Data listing
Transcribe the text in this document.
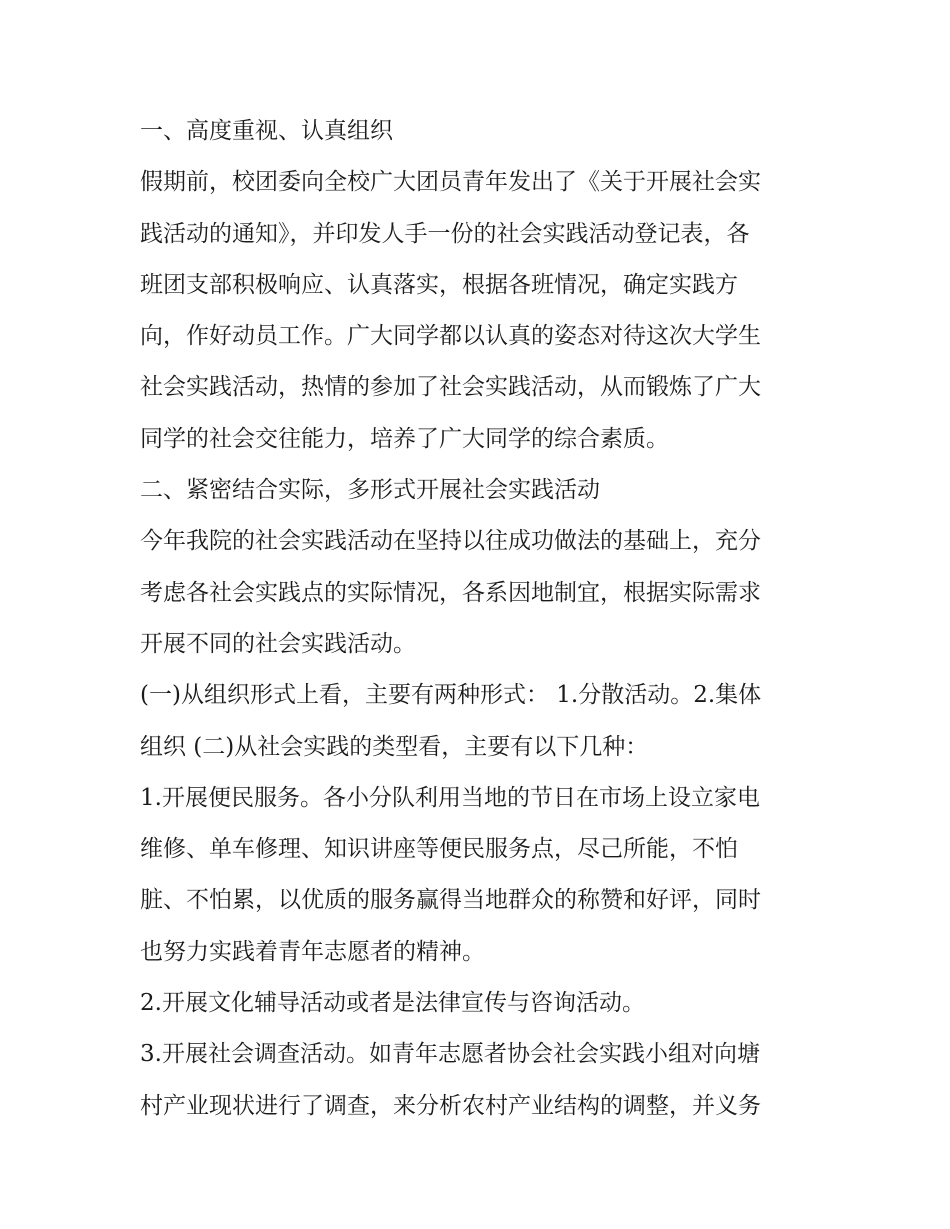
一、高度重视、认真组织
假期前，校团委向全校广大团员青年发出了《关于开展社会实
践活动的通知》，并印发人手一份的社会实践活动登记表，各
班团支部积极响应、认真落实，根据各班情况，确定实践方
向，作好动员工作。广大同学都以认真的姿态对待这次大学生
社会实践活动，热情的参加了社会实践活动，从而锻炼了广大
同学的社会交往能力，培养了广大同学的综合素质。
二、紧密结合实际，多形式开展社会实践活动
今年我院的社会实践活动在坚持以往成功做法的基础上，充分
考虑各社会实践点的实际情况，各系因地制宜，根据实际需求
开展不同的社会实践活动。
(一)从组织形式上看，主要有两种形式： 1.分散活动。2.集体
组织 (二)从社会实践的类型看，主要有以下几种：
1.开展便民服务。各小分队利用当地的节日在市场上设立家电
维修、单车修理、知识讲座等便民服务点，尽己所能，不怕
脏、不怕累，以优质的服务赢得当地群众的称赞和好评，同时
也努力实践着青年志愿者的精神。
2.开展文化辅导活动或者是法律宣传与咨询活动。
3.开展社会调查活动。如青年志愿者协会社会实践小组对向塘
村产业现状进行了调查，来分析农村产业结构的调整，并义务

▸ **Task objective**
All the records need to be repeated exactly, with the images dropped.

▸ **Solved exercise**
Transcribe the text in this document.
一、高度重视、认真组织
假期前，校团委向全校广大团员青年发出了《关于开展社会实
践活动的通知》，并印发人手一份的社会实践活动登记表，各
班团支部积极响应、认真落实，根据各班情况，确定实践方
向，作好动员工作。广大同学都以认真的姿态对待这次大学生
社会实践活动，热情的参加了社会实践活动，从而锻炼了广大
同学的社会交往能力，培养了广大同学的综合素质。
二、紧密结合实际，多形式开展社会实践活动
今年我院的社会实践活动在坚持以往成功做法的基础上，充分
考虑各社会实践点的实际情况，各系因地制宜，根据实际需求
开展不同的社会实践活动。
(一)从组织形式上看，主要有两种形式： 1.分散活动。2.集体
组织 (二)从社会实践的类型看，主要有以下几种：
1.开展便民服务。各小分队利用当地的节日在市场上设立家电
维修、单车修理、知识讲座等便民服务点，尽己所能，不怕
脏、不怕累，以优质的服务赢得当地群众的称赞和好评，同时
也努力实践着青年志愿者的精神。
2.开展文化辅导活动或者是法律宣传与咨询活动。
3.开展社会调查活动。如青年志愿者协会社会实践小组对向塘
村产业现状进行了调查，来分析农村产业结构的调整，并义务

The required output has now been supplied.